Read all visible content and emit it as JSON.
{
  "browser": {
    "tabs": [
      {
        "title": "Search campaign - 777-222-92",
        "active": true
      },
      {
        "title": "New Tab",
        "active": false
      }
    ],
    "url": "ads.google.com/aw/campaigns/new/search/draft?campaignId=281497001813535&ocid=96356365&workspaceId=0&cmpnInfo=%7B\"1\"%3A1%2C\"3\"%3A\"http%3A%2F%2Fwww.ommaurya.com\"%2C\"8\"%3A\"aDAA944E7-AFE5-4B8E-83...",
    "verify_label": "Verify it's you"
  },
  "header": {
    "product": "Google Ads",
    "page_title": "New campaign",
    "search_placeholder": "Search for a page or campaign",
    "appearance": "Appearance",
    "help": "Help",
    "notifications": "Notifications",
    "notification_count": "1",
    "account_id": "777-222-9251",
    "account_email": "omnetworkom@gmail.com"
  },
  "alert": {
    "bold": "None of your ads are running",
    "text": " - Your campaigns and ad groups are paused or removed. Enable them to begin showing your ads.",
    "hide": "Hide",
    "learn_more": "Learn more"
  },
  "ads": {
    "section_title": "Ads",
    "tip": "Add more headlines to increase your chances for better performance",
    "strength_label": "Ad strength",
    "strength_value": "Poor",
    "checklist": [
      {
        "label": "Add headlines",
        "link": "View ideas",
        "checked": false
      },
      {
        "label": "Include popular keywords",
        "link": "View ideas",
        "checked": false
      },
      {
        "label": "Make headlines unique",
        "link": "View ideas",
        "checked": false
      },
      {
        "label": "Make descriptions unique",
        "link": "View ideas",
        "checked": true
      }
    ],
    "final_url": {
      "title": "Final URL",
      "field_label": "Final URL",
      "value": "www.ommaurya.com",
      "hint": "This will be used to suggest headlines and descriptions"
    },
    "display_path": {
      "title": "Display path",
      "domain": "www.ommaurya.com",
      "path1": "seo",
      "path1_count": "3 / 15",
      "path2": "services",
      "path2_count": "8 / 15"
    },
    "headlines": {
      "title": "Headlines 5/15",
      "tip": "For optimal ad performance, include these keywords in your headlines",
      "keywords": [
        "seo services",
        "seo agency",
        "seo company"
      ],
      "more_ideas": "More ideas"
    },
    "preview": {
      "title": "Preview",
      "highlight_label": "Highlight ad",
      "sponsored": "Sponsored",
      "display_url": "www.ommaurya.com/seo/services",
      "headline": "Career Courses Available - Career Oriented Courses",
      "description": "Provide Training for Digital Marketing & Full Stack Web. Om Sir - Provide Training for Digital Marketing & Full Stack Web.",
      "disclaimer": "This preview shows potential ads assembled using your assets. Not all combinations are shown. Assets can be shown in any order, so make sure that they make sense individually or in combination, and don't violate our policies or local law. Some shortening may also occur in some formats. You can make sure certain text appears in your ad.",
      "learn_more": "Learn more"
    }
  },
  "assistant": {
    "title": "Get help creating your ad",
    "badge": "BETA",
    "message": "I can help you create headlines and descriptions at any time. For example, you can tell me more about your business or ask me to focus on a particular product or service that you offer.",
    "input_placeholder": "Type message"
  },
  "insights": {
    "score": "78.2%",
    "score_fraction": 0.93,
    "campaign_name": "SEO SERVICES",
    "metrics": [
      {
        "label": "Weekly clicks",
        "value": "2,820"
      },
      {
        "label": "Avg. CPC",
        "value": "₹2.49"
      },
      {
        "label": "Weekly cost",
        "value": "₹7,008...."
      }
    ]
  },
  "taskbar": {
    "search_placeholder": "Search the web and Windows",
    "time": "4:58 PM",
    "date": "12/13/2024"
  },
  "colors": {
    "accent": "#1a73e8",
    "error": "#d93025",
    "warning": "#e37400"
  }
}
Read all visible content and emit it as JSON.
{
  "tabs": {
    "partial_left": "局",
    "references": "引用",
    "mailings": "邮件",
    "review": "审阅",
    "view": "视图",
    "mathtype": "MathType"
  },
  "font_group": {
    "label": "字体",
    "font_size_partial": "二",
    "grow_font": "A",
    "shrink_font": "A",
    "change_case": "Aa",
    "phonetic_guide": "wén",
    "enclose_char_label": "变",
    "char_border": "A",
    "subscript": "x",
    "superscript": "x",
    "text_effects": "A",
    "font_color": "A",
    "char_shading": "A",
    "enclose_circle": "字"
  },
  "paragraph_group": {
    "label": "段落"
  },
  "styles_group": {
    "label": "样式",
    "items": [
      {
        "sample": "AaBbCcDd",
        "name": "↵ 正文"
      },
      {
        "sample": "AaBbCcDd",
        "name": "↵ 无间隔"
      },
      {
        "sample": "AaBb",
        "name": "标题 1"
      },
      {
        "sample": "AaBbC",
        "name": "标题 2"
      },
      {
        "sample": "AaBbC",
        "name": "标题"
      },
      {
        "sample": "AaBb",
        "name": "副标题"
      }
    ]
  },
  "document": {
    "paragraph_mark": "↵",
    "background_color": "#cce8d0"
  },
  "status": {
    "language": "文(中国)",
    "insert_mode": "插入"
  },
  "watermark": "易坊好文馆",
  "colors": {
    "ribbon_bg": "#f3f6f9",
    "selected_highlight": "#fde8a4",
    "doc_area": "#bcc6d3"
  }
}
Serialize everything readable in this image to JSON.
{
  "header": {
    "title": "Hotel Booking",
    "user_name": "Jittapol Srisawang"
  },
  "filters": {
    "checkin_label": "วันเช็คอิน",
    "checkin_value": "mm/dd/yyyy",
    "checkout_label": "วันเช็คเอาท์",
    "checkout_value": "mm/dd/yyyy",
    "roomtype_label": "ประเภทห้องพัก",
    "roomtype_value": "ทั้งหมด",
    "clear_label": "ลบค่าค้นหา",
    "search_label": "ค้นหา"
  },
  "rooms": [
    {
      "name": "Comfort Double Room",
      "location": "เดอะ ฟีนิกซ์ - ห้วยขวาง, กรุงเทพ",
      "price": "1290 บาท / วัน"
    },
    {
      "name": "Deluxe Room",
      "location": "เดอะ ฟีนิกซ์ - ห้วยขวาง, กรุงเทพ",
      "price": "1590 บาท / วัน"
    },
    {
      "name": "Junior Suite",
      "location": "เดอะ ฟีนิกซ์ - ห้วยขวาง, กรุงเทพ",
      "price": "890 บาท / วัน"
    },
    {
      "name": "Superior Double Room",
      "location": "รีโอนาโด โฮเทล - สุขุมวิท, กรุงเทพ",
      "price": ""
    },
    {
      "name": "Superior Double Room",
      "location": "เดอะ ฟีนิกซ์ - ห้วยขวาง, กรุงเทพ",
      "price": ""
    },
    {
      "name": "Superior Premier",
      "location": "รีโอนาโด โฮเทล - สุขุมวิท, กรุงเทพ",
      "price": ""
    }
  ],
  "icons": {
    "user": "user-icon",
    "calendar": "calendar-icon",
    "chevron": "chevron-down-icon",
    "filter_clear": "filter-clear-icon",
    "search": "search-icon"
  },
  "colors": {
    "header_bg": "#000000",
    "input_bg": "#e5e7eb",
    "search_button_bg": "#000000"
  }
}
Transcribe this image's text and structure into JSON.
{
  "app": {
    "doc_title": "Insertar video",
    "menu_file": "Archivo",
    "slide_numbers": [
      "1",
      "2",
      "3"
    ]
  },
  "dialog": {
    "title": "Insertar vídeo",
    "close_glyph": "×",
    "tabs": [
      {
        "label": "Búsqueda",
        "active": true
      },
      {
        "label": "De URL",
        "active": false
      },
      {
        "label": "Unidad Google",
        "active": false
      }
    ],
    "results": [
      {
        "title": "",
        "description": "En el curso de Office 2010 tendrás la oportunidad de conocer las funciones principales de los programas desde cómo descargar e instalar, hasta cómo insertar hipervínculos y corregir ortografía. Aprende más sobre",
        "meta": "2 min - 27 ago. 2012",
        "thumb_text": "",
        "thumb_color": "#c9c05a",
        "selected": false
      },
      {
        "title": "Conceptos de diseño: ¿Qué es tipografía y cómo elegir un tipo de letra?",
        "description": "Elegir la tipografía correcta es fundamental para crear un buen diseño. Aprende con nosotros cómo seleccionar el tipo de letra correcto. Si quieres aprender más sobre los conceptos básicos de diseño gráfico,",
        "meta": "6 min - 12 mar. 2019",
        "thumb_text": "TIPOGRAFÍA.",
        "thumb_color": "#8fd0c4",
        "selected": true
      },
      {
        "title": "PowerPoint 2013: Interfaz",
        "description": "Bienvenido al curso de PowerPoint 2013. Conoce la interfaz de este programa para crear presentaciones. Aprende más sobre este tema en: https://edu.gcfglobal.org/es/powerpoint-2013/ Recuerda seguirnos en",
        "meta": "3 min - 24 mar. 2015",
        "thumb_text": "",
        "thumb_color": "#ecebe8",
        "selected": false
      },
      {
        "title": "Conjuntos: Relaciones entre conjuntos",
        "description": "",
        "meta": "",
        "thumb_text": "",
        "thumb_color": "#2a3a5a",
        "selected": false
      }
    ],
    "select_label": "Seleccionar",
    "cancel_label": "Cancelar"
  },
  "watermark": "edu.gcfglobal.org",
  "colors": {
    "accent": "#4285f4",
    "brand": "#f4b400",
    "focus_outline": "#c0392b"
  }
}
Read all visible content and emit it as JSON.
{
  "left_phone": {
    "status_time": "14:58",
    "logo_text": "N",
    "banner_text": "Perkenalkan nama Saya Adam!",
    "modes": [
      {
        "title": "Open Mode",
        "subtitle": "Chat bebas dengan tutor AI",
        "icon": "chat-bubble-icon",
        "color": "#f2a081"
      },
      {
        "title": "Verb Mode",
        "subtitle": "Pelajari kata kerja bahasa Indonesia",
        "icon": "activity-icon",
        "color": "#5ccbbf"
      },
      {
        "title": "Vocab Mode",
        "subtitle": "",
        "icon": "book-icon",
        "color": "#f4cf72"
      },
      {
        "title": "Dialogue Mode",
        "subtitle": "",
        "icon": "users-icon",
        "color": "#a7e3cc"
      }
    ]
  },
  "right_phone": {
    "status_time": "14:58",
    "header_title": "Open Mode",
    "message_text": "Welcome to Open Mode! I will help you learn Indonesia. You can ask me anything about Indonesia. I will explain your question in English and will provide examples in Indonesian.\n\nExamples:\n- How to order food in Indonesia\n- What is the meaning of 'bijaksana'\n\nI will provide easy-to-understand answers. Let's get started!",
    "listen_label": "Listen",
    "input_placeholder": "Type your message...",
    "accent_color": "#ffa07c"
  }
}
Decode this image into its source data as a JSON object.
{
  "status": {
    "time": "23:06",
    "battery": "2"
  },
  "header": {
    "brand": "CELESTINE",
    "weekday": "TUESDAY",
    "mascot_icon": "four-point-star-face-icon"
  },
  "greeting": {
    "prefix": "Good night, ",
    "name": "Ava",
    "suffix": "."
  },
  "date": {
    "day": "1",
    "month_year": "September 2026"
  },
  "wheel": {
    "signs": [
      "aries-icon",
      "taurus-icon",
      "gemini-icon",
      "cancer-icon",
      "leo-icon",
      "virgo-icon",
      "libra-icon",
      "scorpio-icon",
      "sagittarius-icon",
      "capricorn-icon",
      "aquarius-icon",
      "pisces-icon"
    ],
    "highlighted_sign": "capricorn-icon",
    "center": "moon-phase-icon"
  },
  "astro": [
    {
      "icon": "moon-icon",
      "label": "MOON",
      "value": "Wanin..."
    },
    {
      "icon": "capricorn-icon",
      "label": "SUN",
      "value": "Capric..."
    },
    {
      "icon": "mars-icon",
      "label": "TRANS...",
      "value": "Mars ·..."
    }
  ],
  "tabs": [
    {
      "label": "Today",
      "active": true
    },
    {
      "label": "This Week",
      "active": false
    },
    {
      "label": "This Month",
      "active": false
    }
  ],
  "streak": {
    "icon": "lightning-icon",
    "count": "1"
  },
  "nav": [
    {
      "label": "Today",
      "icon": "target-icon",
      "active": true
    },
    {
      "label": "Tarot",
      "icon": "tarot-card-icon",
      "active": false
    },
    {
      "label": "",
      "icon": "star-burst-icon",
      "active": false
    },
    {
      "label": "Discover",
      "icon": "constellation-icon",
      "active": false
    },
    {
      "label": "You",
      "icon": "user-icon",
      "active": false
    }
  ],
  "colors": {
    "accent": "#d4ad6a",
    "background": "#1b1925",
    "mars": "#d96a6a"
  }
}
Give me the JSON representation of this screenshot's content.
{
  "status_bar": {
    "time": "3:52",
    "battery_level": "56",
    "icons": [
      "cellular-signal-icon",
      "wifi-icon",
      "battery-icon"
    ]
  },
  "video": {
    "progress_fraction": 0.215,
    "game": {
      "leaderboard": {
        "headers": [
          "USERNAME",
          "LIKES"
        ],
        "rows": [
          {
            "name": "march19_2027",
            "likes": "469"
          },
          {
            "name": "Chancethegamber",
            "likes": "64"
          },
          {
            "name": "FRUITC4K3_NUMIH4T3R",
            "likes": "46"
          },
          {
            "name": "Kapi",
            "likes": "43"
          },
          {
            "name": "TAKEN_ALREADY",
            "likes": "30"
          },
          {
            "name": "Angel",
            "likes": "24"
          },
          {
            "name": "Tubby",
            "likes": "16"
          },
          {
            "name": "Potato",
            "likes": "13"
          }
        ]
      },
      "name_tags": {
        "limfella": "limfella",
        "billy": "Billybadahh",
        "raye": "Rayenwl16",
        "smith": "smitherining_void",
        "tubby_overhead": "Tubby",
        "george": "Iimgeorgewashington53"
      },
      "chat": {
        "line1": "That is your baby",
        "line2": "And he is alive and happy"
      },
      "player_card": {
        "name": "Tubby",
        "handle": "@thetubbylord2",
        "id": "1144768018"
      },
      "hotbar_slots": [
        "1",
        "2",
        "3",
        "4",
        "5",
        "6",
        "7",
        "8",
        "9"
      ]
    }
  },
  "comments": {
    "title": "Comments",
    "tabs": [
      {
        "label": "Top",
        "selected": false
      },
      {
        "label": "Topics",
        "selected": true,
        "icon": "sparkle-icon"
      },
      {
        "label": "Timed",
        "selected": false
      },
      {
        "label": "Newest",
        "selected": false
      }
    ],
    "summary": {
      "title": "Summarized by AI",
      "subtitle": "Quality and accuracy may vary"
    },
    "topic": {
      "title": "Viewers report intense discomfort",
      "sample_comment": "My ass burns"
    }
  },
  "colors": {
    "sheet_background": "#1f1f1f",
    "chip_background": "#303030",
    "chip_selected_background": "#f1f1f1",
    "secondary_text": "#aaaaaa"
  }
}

### WRITTEN INSTRUCTION:
Going through the records above, state how many lines carry "curso", with no other text.

### ANSWER TO THE PROBLEM:
2